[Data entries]
◇ ◇ ◇ ◇

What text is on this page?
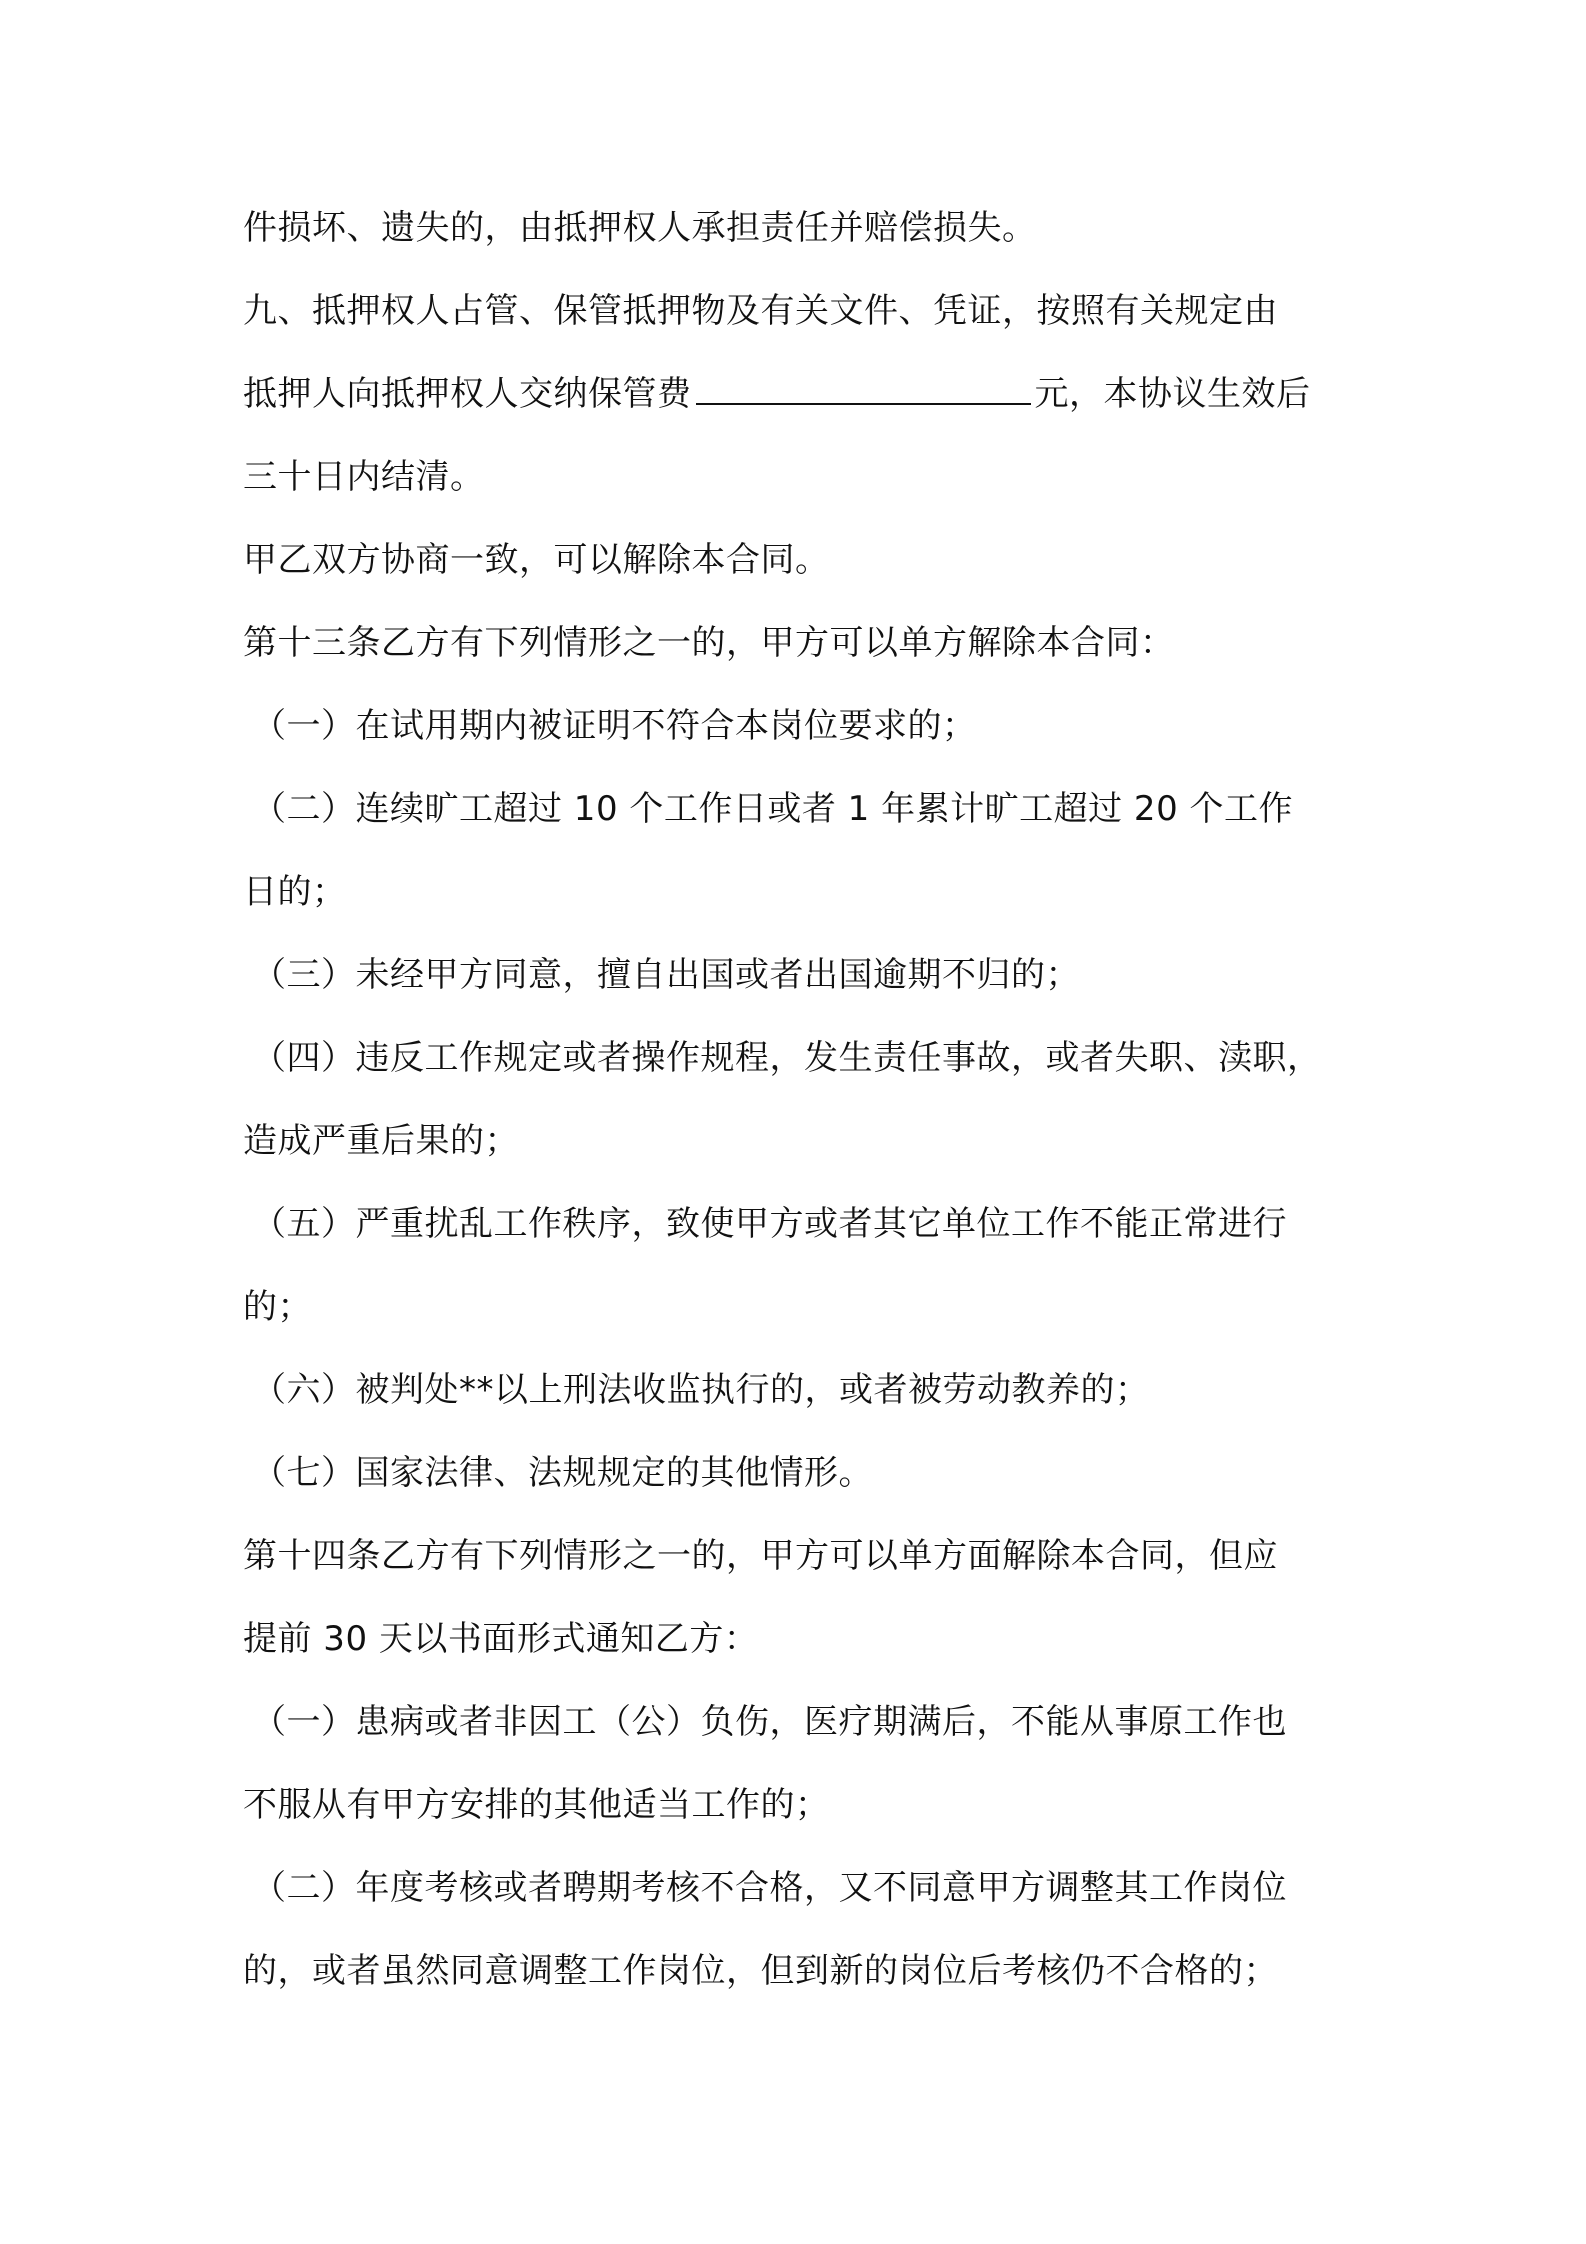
件损坏、遗失的，由抵押权人承担责任并赔偿损失。
九、抵押权人占管、保管抵押物及有关文件、凭证，按照有关规定由
抵押人向抵押权人交纳保管费	元，本协议生效后
三十日内结清。
甲乙双方协商一致，可以解除本合同。
第十三条乙方有下列情形之一的，甲方可以单方解除本合同：
（一）在试用期内被证明不符合本岗位要求的；
（二）连续旷工超过 10 个工作日或者 1 年累计旷工超过 20 个工作
日的；
（三）未经甲方同意，擅自出国或者出国逾期不归的；
（四）违反工作规定或者操作规程，发生责任事故，或者失职、渎职，
造成严重后果的；
（五）严重扰乱工作秩序，致使甲方或者其它单位工作不能正常进行
的；
（六）被判处**以上刑法收监执行的，或者被劳动教养的；
（七）国家法律、法规规定的其他情形。
第十四条乙方有下列情形之一的，甲方可以单方面解除本合同，但应
提前 30 天以书面形式通知乙方：
（一）患病或者非因工（公）负伤，医疗期满后，不能从事原工作也
不服从有甲方安排的其他适当工作的；
（二）年度考核或者聘期考核不合格，又不同意甲方调整其工作岗位
的，或者虽然同意调整工作岗位，但到新的岗位后考核仍不合格的；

◇ ◇ ◇ ◇

TO BE DONE: Your task is to copy the entries in full and exactly, without any images.

RESPONSE TO THIS EXERCISE:
What text is on this page?
件损坏、遗失的，由抵押权人承担责任并赔偿损失。
九、抵押权人占管、保管抵押物及有关文件、凭证，按照有关规定由
抵押人向抵押权人交纳保管费	元，本协议生效后
三十日内结清。
甲乙双方协商一致，可以解除本合同。
第十三条乙方有下列情形之一的，甲方可以单方解除本合同：
（一）在试用期内被证明不符合本岗位要求的；
（二）连续旷工超过 10 个工作日或者 1 年累计旷工超过 20 个工作
日的；
（三）未经甲方同意，擅自出国或者出国逾期不归的；
（四）违反工作规定或者操作规程，发生责任事故，或者失职、渎职，
造成严重后果的；
（五）严重扰乱工作秩序，致使甲方或者其它单位工作不能正常进行
的；
（六）被判处**以上刑法收监执行的，或者被劳动教养的；
（七）国家法律、法规规定的其他情形。
第十四条乙方有下列情形之一的，甲方可以单方面解除本合同，但应
提前 30 天以书面形式通知乙方：
（一）患病或者非因工（公）负伤，医疗期满后，不能从事原工作也
不服从有甲方安排的其他适当工作的；
（二）年度考核或者聘期考核不合格，又不同意甲方调整其工作岗位
的，或者虽然同意调整工作岗位，但到新的岗位后考核仍不合格的；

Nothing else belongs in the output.